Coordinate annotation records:
※ ※ ※

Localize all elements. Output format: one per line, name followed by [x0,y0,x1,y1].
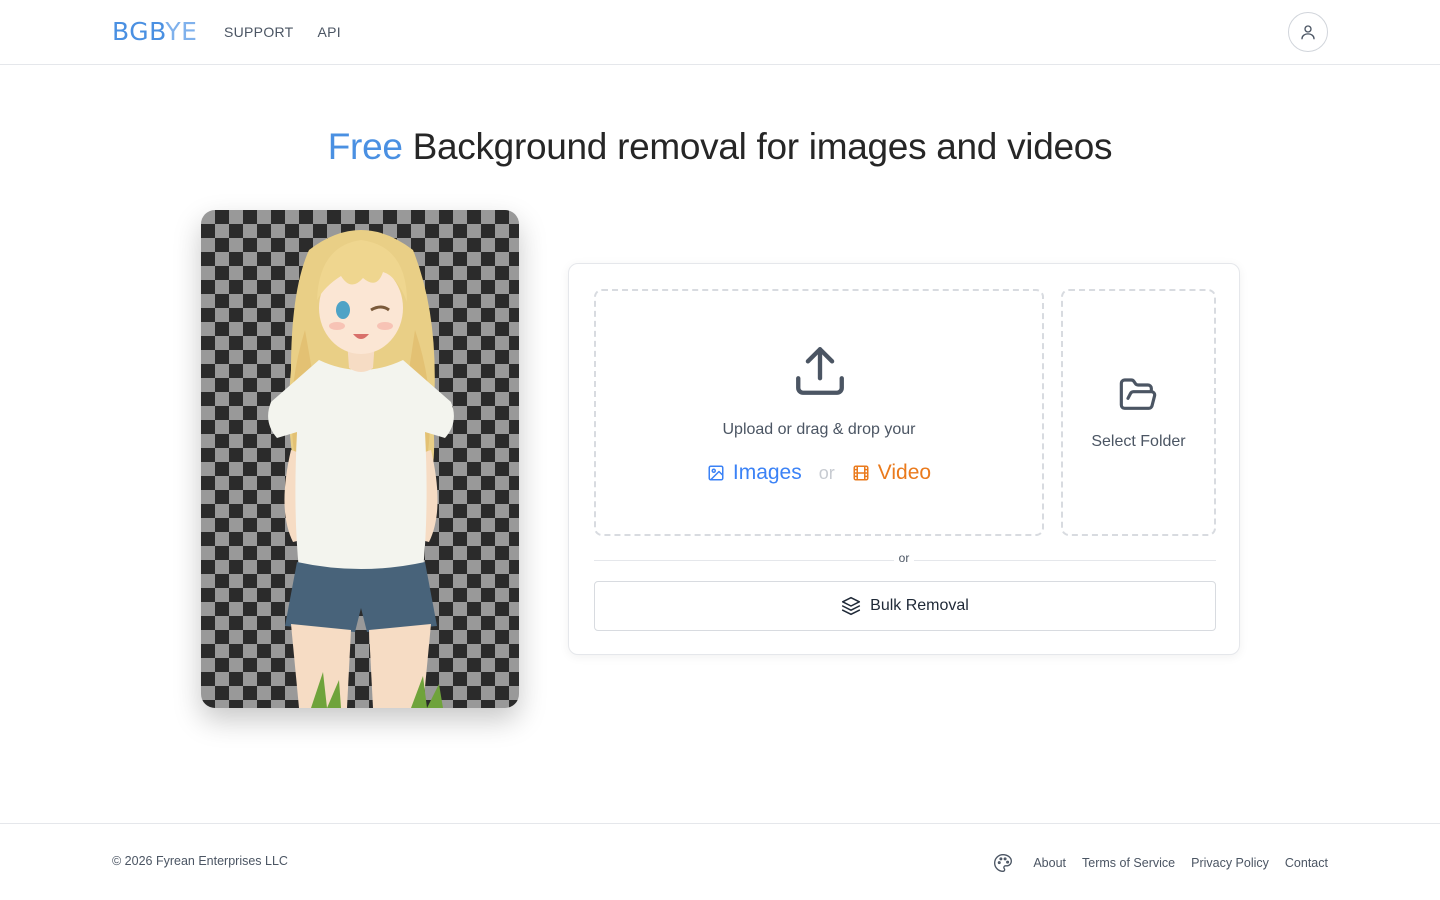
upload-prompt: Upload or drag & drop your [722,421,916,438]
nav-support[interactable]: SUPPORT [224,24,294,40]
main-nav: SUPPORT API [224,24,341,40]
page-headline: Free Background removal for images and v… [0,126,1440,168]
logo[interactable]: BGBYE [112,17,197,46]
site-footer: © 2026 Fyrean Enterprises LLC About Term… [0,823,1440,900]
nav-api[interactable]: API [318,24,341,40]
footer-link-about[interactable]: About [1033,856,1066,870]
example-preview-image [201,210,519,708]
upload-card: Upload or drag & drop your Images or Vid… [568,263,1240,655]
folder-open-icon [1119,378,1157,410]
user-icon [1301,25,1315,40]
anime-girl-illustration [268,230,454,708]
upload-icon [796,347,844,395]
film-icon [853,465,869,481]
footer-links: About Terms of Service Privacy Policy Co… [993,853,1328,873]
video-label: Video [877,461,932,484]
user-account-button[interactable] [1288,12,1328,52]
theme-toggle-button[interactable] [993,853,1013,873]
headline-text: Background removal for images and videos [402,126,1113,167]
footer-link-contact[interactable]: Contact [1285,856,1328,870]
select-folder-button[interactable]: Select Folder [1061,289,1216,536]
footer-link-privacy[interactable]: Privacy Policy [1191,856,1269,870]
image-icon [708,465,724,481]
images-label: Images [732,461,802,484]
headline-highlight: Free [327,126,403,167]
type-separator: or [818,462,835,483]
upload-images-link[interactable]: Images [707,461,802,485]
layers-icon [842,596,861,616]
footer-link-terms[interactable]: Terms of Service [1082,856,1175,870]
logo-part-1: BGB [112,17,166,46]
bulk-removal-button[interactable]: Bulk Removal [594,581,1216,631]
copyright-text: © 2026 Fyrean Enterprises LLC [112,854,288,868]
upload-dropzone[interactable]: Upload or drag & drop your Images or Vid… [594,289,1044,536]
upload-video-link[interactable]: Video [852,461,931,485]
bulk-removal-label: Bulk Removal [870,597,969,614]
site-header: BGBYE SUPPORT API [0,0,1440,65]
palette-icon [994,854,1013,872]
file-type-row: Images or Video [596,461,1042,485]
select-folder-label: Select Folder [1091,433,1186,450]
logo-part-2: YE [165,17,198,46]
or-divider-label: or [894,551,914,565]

※ ※ ※

_WHAT YOU ARE ASKED TO DO_. Can you reproduce all of the rows above word for word, leaving out any pictures?

_RESULT OF THIS TASK_.
Localize all elements. Output format: one per line, name followed by [x0,y0,x1,y1].
upload-prompt: Upload or drag & drop your [722,421,916,438]
nav-support[interactable]: SUPPORT [224,24,294,40]
main-nav: SUPPORT API [224,24,341,40]
page-headline: Free Background removal for images and v… [0,126,1440,168]
logo[interactable]: BGBYE [112,17,197,46]
site-footer: © 2026 Fyrean Enterprises LLC About Term… [0,823,1440,900]
nav-api[interactable]: API [318,24,341,40]
footer-link-about[interactable]: About [1033,856,1066,870]
example-preview-image [201,210,519,708]
upload-card: Upload or drag & drop your Images or Vid… [568,263,1240,655]
folder-open-icon [1119,378,1157,410]
user-icon [1301,25,1315,40]
anime-girl-illustration [268,230,454,708]
upload-icon [796,347,844,395]
film-icon [853,465,869,481]
footer-links: About Terms of Service Privacy Policy Co… [993,853,1328,873]
video-label: Video [877,461,932,484]
user-account-button[interactable] [1288,12,1328,52]
theme-toggle-button[interactable] [993,853,1013,873]
headline-text: Background removal for images and videos [402,126,1113,167]
footer-link-contact[interactable]: Contact [1285,856,1328,870]
select-folder-button[interactable]: Select Folder [1061,289,1216,536]
footer-link-privacy[interactable]: Privacy Policy [1191,856,1269,870]
image-icon [708,465,724,481]
images-label: Images [732,461,802,484]
headline-highlight: Free [327,126,403,167]
type-separator: or [818,462,835,483]
upload-images-link[interactable]: Images [707,461,802,485]
layers-icon [842,596,861,616]
footer-link-terms[interactable]: Terms of Service [1082,856,1175,870]
logo-part-1: BGB [112,17,166,46]
bulk-removal-button[interactable]: Bulk Removal [594,581,1216,631]
copyright-text: © 2026 Fyrean Enterprises LLC [112,854,288,868]
upload-dropzone[interactable]: Upload or drag & drop your Images or Vid… [594,289,1044,536]
upload-video-link[interactable]: Video [852,461,931,485]
bulk-removal-label: Bulk Removal [870,597,969,614]
site-header: BGBYE SUPPORT API [0,0,1440,65]
palette-icon [994,854,1013,872]
file-type-row: Images or Video [596,461,1042,485]
select-folder-label: Select Folder [1091,433,1186,450]
logo-part-2: YE [165,17,198,46]
or-divider-label: or [894,551,914,565]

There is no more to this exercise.